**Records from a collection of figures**
--- begin ---
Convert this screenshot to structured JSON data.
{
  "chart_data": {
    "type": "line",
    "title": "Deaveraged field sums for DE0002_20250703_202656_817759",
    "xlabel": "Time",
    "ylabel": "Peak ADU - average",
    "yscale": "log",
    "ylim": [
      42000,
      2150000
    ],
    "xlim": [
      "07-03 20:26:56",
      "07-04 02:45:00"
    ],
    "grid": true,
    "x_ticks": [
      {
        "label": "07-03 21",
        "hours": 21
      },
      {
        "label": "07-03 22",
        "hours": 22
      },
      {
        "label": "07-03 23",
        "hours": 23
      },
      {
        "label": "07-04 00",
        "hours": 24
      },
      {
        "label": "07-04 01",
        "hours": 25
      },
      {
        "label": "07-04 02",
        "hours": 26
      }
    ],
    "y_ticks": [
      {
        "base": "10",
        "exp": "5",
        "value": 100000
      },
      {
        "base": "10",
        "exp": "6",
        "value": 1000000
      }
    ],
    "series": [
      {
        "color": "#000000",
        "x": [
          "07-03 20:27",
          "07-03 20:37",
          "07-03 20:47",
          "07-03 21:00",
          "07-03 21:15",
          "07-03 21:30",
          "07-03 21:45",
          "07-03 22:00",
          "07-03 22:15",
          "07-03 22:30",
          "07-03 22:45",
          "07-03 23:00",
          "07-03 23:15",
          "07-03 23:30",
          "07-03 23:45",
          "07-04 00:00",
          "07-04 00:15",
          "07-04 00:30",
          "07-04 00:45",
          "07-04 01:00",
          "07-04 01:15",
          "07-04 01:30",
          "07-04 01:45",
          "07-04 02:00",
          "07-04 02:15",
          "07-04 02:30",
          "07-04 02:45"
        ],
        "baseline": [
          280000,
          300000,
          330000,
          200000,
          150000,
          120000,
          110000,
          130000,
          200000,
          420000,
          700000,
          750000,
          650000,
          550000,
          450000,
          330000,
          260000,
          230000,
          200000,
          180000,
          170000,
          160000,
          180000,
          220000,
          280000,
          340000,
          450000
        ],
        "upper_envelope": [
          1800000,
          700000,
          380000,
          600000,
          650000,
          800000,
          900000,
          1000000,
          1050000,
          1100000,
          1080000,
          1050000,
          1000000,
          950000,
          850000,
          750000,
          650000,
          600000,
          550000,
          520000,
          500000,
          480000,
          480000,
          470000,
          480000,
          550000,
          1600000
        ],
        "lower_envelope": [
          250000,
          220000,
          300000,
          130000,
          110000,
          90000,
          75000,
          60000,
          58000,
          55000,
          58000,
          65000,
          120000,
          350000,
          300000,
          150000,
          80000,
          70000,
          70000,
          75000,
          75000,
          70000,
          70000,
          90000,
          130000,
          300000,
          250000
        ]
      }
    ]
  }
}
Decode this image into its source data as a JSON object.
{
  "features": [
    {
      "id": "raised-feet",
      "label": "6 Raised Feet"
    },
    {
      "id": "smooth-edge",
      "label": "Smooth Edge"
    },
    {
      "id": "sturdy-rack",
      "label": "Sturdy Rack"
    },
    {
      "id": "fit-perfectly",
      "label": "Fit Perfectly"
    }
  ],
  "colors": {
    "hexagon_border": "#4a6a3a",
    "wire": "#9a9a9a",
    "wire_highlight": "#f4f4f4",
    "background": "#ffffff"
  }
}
--- end ---
**PROBLEM**
Check each line of the records for the word "JSON", and show the lines that contain it.

**RESPONSE FOR THIS EXERCISE**
Convert this screenshot to structured JSON data.
Decode this image into its source data as a JSON object.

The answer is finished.